→ **Aim**:
Pick out each line below containing "type".

→ **Data for processing**:
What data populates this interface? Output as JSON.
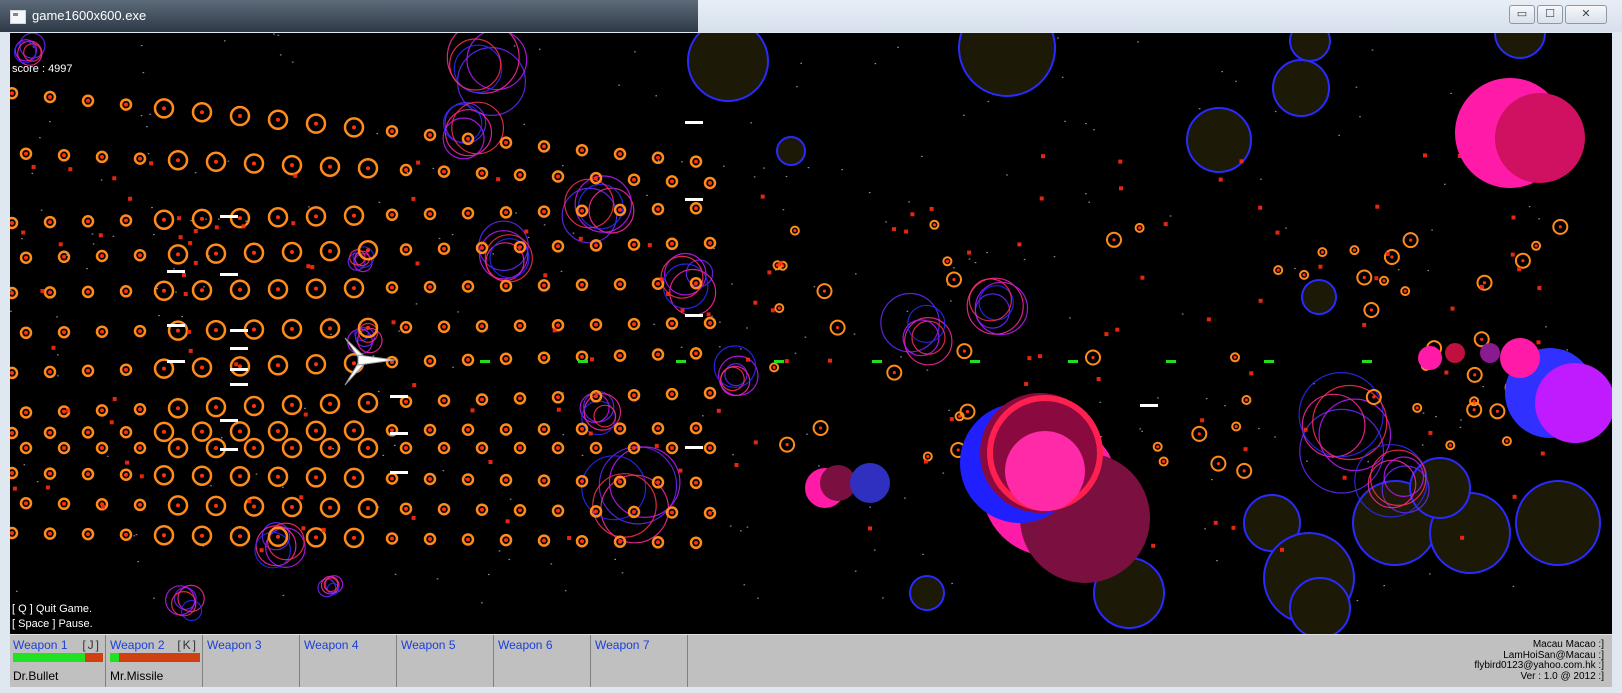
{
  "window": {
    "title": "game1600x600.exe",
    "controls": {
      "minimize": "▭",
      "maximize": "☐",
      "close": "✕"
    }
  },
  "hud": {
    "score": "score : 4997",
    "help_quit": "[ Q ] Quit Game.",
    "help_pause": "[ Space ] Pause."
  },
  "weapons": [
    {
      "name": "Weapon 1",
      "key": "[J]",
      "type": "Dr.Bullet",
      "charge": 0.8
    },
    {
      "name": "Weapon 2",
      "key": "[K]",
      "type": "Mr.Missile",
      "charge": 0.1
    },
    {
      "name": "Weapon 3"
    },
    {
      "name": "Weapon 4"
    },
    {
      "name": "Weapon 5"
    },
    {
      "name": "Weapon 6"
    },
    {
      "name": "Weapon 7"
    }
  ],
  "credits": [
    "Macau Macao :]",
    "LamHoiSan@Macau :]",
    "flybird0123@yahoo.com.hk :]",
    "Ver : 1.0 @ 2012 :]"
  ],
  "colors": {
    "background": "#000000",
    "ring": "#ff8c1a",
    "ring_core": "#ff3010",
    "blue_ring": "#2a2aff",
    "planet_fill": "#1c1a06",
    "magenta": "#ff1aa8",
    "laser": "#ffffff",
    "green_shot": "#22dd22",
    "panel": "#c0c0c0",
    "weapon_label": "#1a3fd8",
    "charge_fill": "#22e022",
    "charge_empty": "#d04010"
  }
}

--

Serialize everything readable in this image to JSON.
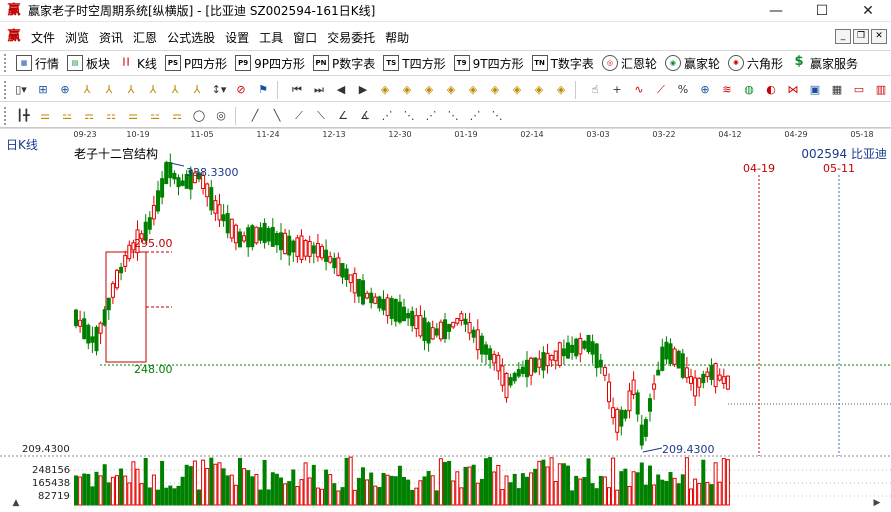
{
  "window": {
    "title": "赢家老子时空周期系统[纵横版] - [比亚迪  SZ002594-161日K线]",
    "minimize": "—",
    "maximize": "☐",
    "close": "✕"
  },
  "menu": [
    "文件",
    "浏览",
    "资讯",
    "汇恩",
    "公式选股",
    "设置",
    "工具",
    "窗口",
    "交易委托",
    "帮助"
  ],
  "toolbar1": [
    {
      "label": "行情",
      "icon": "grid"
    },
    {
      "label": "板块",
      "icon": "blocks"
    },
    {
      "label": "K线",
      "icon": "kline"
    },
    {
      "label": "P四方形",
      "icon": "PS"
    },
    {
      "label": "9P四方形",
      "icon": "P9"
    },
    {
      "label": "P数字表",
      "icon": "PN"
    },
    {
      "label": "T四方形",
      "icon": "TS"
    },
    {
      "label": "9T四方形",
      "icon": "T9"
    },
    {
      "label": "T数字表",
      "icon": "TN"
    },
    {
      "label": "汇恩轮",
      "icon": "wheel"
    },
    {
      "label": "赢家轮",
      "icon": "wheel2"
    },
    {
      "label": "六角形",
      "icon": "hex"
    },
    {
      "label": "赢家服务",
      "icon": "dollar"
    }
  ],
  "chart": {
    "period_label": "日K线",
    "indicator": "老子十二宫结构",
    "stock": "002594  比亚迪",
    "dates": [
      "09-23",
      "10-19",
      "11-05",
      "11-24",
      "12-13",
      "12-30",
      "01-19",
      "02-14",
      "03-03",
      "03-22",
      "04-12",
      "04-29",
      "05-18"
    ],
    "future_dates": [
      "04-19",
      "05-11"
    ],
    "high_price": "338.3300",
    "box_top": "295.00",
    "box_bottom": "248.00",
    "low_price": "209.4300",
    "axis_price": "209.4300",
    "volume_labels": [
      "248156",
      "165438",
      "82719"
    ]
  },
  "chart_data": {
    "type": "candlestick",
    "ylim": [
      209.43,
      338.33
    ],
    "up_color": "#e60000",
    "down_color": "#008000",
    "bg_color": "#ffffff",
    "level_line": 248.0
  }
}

→ **Reply**:
      "type": "Dr.Bullet",
      "type": "Mr.Missile",
    "type": "candlestick",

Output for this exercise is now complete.